**Description of the task:** Copy every record below exactly.
--- Begin Provided data ---
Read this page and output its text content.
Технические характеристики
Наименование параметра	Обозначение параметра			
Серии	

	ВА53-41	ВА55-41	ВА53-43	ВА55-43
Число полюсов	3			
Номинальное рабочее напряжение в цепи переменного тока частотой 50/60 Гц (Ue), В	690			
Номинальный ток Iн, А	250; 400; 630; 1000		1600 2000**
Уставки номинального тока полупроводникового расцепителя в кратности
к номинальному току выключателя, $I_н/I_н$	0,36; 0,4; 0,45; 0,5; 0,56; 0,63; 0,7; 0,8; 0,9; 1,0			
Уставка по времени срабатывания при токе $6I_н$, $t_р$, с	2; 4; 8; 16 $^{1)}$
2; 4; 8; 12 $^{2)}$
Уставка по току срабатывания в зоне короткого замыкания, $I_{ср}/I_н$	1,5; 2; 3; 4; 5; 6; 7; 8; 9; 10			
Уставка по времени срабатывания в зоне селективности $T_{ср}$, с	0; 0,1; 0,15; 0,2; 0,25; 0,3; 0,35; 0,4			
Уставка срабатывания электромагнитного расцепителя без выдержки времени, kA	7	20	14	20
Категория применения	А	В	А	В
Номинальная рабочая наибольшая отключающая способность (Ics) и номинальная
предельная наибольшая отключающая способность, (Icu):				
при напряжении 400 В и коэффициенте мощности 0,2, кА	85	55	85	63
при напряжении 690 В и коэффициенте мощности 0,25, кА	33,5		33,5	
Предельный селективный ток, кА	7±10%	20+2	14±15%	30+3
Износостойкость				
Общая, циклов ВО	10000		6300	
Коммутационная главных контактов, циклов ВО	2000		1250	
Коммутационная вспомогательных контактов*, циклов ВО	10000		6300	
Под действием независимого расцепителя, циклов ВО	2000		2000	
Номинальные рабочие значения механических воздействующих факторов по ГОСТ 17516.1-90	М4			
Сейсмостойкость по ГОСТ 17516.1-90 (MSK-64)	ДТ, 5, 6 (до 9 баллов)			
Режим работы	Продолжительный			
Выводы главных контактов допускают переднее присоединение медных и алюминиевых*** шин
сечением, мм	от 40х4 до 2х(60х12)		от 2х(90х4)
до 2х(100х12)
--- End Provided data ---
**Exercise response:**
Read this page and output its text content.
Технические характеристики
Наименование параметра	Обозначение параметра			
Серии	

	ВА53-41	ВА55-41	ВА53-43	ВА55-43
Число полюсов	3			
Номинальное рабочее напряжение в цепи переменного тока частотой 50/60 Гц (Ue), В	690			
Номинальный ток Iн, А	250; 400; 630; 1000		1600 2000**
Уставки номинального тока полупроводникового расцепителя в кратности
к номинальному току выключателя, $I_н/I_н$	0,36; 0,4; 0,45; 0,5; 0,56; 0,63; 0,7; 0,8; 0,9; 1,0			
Уставка по времени срабатывания при токе $6I_н$, $t_р$, с	2; 4; 8; 16 $^{1)}$
2; 4; 8; 12 $^{2)}$
Уставка по току срабатывания в зоне короткого замыкания, $I_{ср}/I_н$	1,5; 2; 3; 4; 5; 6; 7; 8; 9; 10			
Уставка по времени срабатывания в зоне селективности $T_{ср}$, с	0; 0,1; 0,15; 0,2; 0,25; 0,3; 0,35; 0,4			
Уставка срабатывания электромагнитного расцепителя без выдержки времени, kA	7	20	14	20
Категория применения	А	В	А	В
Номинальная рабочая наибольшая отключающая способность (Ics) и номинальная
предельная наибольшая отключающая способность, (Icu):				
при напряжении 400 В и коэффициенте мощности 0,2, кА	85	55	85	63
при напряжении 690 В и коэффициенте мощности 0,25, кА	33,5		33,5	
Предельный селективный ток, кА	7±10%	20+2	14±15%	30+3
Износостойкость				
Общая, циклов ВО	10000		6300	
Коммутационная главных контактов, циклов ВО	2000		1250	
Коммутационная вспомогательных контактов*, циклов ВО	10000		6300	
Под действием независимого расцепителя, циклов ВО	2000		2000	
Номинальные рабочие значения механических воздействующих факторов по ГОСТ 17516.1-90	М4			
Сейсмостойкость по ГОСТ 17516.1-90 (MSK-64)	ДТ, 5, 6 (до 9 баллов)			
Режим работы	Продолжительный			
Выводы главных контактов допускают переднее присоединение медных и алюминиевых*** шин
сечением, мм	от 40х4 до 2х(60х12)		от 2х(90х4)
до 2х(100х12)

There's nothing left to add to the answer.